*** Opening of Text shown ***

Deaths recorded on the three main Mediterranean Sea routes through 120 days of 2019 are at 410 individuals – or about two-thirds of the 616 deaths confirmed during the same period in 2018 (see chart below).
IOM Italy
According to IOM Rome’s Flavio Di Giacomo, citing official Ministry of Interior figures, 812 migrants have arrived by sea to Italy in 2019. That total, through four months, is less than the total recorded for almost any single month between January 2016 and (see chart below) and November 2018, as well as during all the months of 2014 and 2015.
IOM Greece’s Christine Nikolaidou said on Thursday (2/05) that over the past week, since 25 April, the Hellenic Coast Guard (HCG) reported at least ten incidents requiring search and rescue operations off the islands of Chios, Lesvos, Samos, Farmakonisi and Sifnos. The HCG rescued a total of 190 migrants and transferred them to those respective ports.
Those arrivals were among some 175 IOM recorded during those days, bringing to 7,547 the total number of sea arrivals to Greece this year (see chart below).
Arrivals by sea
* Unofficial data collected by IOM Greece and the Greek authorities of arrivals by sea.
Missing Migrants Project
2019 is the sixth year of IOM’s efforts to systematically record deaths on migration routes worldwide through its Missing Migrants Project.
Since the beginning of 2014, the project has recorded the deaths of 31,776 individuals, including 817 in 2019 (see chart below), although due to the challenges of collecting information about these people and the contexts of their deaths, the true number of lives lost during migration is likely much higher. Missing Migrants Project records should only be viewed as indicative of the risks associated with migration, rather than representative of the true number of deaths across time or geography.
In Morocco, 18 people from sub-Saharan Africa were killed in a car accident on Saturday (27/04) after their car fell into a canal while travelling from Saida to Nador. Another 28 were injured, including two men with serious injuries who were transferred to the university hospital in Oujda Saturday evening. Reports from the Moroccan Association for Human Rights in Nador indicate that several women are among the dead, as well as a father who is survived by his two children. In Ceuta, the Spanish enclave in Northern Africa, a 24-year-old Moroccan man died from his wounds after being stabbed in the Port of Ceuta on 29 April. He had just crossed the border two days before with the aim of reaching mainland Spain. He leaves behind five siblings and his parents.

*** Close of Text shown ***
*** Opening of Dataset records ***

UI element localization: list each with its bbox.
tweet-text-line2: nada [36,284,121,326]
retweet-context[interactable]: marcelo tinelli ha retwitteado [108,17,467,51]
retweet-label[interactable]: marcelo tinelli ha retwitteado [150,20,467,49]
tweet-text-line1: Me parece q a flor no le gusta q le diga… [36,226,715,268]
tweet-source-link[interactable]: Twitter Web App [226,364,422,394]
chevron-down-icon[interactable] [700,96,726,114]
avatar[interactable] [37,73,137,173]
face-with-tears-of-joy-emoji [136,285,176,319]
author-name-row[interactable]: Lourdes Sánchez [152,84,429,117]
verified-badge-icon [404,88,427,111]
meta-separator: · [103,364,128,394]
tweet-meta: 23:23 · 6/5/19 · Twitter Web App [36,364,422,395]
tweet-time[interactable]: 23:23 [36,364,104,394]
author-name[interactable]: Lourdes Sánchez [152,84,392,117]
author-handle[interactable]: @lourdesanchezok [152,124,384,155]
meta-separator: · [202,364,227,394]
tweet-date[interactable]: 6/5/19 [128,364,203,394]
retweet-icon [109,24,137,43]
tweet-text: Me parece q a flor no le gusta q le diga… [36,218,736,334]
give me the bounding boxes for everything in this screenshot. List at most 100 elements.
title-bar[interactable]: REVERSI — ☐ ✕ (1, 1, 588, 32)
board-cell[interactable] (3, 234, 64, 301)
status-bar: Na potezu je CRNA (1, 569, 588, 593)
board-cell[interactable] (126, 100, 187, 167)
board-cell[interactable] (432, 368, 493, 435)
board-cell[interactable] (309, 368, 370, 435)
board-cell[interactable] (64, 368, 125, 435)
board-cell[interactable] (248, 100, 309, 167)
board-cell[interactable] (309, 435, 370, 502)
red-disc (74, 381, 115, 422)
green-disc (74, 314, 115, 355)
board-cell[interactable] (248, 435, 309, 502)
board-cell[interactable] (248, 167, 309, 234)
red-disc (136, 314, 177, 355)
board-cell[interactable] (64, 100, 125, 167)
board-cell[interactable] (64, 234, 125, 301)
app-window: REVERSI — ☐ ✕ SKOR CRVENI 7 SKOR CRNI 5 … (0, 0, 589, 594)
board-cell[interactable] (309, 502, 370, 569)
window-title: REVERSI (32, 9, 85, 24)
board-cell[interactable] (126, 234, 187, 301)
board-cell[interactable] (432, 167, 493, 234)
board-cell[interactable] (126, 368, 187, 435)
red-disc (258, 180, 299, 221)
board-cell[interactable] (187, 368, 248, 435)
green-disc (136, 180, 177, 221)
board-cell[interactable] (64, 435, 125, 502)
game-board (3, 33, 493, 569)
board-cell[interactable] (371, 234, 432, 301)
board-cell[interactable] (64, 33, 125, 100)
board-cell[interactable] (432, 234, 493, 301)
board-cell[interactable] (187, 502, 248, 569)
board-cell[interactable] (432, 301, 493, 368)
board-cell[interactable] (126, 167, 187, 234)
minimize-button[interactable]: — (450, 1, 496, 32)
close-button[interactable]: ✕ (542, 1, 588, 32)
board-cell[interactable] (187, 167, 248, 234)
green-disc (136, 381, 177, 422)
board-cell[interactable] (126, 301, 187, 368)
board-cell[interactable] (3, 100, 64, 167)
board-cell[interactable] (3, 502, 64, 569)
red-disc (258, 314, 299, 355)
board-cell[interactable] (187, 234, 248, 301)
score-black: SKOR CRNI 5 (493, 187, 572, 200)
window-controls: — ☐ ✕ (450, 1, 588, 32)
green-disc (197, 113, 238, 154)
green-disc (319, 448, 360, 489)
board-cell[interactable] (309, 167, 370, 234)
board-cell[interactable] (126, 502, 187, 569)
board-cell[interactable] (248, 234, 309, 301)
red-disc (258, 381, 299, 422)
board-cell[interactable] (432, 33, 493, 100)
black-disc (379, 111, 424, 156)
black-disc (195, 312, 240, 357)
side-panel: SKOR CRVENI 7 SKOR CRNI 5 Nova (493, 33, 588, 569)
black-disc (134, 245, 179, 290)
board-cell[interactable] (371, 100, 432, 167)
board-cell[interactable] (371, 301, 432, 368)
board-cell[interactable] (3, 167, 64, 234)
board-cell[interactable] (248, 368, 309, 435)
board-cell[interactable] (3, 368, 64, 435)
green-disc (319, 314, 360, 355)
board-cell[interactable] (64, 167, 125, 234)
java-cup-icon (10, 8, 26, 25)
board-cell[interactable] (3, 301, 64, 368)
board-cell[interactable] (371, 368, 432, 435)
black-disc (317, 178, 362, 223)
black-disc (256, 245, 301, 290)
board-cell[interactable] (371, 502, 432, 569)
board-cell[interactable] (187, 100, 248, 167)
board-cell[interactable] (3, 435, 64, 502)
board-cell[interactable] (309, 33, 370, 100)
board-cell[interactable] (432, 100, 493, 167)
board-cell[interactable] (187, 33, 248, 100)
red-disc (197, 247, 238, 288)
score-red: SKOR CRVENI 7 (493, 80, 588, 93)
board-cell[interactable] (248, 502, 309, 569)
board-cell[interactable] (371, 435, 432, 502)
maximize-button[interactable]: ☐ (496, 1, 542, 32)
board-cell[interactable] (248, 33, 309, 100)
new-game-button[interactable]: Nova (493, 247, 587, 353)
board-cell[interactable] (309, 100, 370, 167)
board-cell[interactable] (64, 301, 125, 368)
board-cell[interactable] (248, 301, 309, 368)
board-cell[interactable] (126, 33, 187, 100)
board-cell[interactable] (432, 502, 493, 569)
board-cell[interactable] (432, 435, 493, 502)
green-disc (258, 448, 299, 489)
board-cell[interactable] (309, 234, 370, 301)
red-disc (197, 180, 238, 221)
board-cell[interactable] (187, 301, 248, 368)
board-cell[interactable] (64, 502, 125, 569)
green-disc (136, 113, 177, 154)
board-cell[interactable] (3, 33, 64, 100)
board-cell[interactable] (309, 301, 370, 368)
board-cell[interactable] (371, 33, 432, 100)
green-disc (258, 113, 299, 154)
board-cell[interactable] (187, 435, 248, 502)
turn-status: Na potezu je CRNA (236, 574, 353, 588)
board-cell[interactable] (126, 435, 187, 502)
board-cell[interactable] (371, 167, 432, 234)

*** Close of Dataset records ***

▸ **Problem 1**
Update the part of the migration report that opens with the words containing "Since the beginning" and closes with "time or geography.", putting "illustrative" in place of "indicative".
▸ **Problem 2**
Write what comes next in the migration report, picking up after its last sentence.
The listing above comes from a different source.

▸ **Exercise result 1**
Since the beginning of 2014, the project has recorded the deaths of 31,776 individuals, including 817 in 2019 (see chart below), although due to the challenges of collecting information about these people and the contexts of their deaths, the true number of lives lost during migration is likely much higher. Missing Migrants Project records should only be viewed as illustrative of the risks associated with migration, rather than representative of the true number of deaths across time or geography.

▸ **Exercise result 2**
At least 53 people have lost their lives during migration across the Americas in April, including 23 Venezuelans who drowned on 24 April while attempting to sail to Trinidad and Tobago. Another 21 people have died attempting to cross the United States-Mexico border in April. Most recently, five people drowned in different areas of the Rio Grande/Río Bravo: the remains of an unidentified person were recovered on the US side of the border, near Eagle Pass, while the remains of four men were retrieved by Mexican civil protection authorities near Nuevo Laredo, Tamaulipas and Piedras Negras, Coahuila. On 25 April, a 54-year-old Mexican man was killed in a car accident while being pursued by the US Border Patrol in California. A few days later, the body of a man was found inside a freight train in the Eagle Pass train station, in Texas – it is believed he died inside a train carriage crushed by cargo.
Additionally, nine people lost their lives while transiting through Central America and Mexico during the month of April. A 31-year-old Honduran man died of unknown causes on 23 April while travelling in the migrant caravan in the southern Mexican state of Chiapas. Another three Honduran men who were migrating as part of the caravan were shot and killed in Tabasco, Mexico, on the same day. On 26 April, a Guatemalan man died in a hospital in Calpulalpan, Mexico from injuries he suffered in a car accident which took place on the Federal Highway México-Veracruz, near Hueyotlipan, Tlaxcala, Mexico. Fifteen others were injured but survived the crash. A 23-year-old man from El Salvador died of a heart attack while riding on top of a freight train on 28 April.
In total, at least 240 people have lost their lives in the Americas in 2019, compared with 163 recorded through this point in 2018.
Missing Migrants Project data are compiled by IOM staff based at its Global Migration Data Analysis Centre but come from a variety of sources, some of which are unofficial. To learn more about how data on migrants’ deaths and disappearances are collected, click here.
For latest arrivals and fatalities in the Mediterranean, click here. Learn more about the Missing Migrants Project.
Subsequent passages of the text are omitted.